=== Entries provided ===

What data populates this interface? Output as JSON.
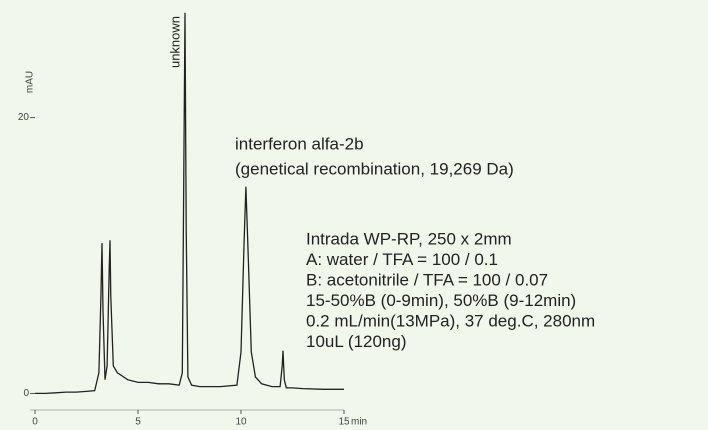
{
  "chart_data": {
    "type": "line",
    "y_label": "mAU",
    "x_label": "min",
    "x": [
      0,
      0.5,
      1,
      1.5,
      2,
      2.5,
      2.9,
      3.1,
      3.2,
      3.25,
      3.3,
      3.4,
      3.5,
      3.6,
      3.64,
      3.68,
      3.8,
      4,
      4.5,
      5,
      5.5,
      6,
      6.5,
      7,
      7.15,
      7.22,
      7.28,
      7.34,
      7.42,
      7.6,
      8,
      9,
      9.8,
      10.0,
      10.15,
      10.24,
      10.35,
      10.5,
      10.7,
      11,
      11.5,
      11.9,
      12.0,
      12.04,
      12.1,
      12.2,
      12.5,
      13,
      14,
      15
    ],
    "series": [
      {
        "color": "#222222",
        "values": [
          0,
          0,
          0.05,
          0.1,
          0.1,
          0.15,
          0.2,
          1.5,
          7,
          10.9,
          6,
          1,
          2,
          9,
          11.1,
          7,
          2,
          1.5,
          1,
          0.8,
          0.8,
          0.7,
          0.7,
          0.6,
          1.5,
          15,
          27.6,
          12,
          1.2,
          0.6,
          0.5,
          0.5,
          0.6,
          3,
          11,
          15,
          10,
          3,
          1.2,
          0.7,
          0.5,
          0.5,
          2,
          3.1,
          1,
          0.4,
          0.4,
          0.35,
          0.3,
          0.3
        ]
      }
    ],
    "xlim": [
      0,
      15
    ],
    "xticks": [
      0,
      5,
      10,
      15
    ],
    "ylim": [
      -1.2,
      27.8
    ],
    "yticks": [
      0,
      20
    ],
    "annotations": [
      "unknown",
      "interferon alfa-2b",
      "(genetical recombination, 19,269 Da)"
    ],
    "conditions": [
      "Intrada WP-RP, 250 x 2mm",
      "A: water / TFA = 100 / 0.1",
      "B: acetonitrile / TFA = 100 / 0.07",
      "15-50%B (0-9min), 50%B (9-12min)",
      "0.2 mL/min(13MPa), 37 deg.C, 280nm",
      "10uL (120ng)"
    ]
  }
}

===
=== Entries provided ===

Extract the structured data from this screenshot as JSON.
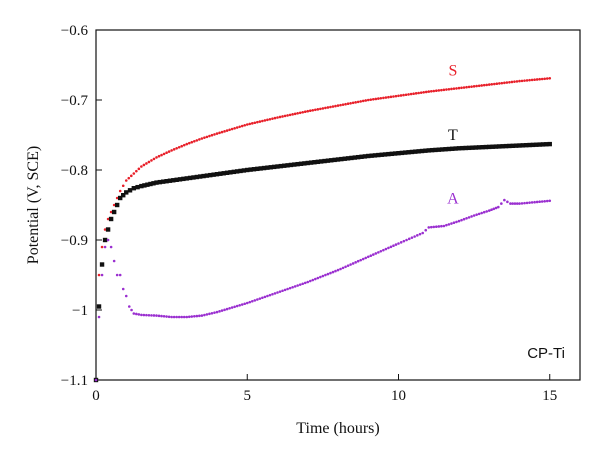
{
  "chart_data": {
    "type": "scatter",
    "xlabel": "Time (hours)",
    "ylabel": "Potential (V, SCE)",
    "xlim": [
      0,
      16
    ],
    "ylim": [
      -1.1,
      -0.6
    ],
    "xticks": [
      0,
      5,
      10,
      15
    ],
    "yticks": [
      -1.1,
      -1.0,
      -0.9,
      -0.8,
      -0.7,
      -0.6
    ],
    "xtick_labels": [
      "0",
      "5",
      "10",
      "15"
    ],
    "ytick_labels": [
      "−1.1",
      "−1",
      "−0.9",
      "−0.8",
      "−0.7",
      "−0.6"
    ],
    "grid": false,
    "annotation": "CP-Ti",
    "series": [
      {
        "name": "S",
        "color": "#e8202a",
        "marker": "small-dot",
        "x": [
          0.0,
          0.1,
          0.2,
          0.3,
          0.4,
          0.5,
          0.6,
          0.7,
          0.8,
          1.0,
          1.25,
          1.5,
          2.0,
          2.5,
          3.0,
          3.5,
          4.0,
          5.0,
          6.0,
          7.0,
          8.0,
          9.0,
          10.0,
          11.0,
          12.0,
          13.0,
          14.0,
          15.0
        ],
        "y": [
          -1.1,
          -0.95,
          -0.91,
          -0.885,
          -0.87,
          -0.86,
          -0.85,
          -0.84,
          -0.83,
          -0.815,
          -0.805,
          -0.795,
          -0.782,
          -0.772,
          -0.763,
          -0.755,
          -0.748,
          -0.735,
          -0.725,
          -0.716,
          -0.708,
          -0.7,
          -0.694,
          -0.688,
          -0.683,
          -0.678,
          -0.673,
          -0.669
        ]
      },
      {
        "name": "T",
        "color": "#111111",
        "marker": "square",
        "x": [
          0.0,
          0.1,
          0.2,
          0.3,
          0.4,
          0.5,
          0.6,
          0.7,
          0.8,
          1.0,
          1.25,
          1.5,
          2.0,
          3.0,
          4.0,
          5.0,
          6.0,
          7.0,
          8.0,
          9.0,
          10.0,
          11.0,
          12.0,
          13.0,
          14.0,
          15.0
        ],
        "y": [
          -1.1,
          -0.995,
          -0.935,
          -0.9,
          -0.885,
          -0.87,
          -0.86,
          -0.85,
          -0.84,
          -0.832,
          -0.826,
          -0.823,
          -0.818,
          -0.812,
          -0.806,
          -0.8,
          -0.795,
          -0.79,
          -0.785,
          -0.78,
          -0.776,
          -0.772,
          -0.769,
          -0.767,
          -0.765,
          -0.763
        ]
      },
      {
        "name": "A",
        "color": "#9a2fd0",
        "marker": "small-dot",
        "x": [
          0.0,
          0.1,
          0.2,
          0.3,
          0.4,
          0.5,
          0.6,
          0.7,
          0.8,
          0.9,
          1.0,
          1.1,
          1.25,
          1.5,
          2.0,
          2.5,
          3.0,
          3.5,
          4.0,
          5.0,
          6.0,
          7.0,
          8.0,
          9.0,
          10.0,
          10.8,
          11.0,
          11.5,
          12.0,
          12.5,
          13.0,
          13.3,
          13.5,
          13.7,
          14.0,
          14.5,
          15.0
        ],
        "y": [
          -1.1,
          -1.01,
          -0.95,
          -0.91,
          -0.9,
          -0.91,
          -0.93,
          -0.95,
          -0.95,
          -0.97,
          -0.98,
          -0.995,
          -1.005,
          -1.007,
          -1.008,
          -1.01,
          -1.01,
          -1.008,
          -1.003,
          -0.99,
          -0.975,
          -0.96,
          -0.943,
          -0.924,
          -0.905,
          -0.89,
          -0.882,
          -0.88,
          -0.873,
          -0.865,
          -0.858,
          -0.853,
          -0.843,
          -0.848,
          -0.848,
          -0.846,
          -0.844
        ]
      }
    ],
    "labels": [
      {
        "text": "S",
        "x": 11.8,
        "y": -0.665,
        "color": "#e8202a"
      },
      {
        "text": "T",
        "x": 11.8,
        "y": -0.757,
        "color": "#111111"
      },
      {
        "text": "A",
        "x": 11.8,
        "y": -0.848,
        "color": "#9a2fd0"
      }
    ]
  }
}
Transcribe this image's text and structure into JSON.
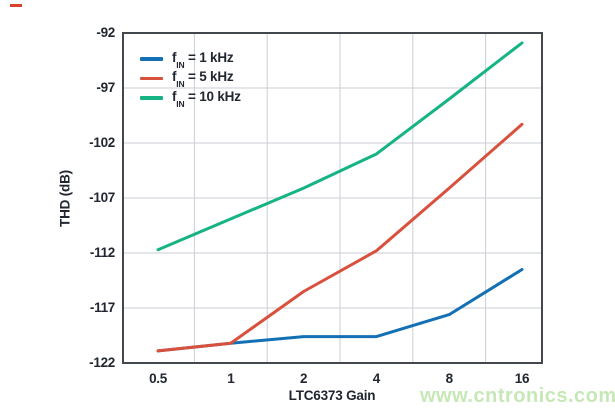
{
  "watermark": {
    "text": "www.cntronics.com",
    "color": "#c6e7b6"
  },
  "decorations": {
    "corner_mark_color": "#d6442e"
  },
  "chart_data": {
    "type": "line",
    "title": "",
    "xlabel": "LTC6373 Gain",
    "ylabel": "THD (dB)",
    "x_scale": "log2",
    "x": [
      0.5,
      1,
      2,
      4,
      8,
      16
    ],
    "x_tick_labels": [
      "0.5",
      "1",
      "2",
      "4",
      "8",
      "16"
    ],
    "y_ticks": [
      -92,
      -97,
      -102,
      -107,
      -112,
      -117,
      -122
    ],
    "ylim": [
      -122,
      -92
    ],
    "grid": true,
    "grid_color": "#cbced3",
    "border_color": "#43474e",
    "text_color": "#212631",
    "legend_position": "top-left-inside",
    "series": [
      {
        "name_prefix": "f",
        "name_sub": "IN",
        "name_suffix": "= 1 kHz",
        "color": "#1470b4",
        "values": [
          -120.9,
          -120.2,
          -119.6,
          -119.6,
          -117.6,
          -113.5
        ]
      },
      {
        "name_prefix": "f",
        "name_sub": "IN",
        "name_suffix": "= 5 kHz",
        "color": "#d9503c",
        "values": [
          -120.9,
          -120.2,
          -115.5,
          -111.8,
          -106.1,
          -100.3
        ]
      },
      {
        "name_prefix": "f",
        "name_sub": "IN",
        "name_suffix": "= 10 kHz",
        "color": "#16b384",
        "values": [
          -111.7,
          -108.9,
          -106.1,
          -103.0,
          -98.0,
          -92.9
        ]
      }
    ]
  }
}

===

**The problem**: Check each line in the listing above for the string "JSON", then report how many lines contain it, with no other text.

**Result for this task**: 3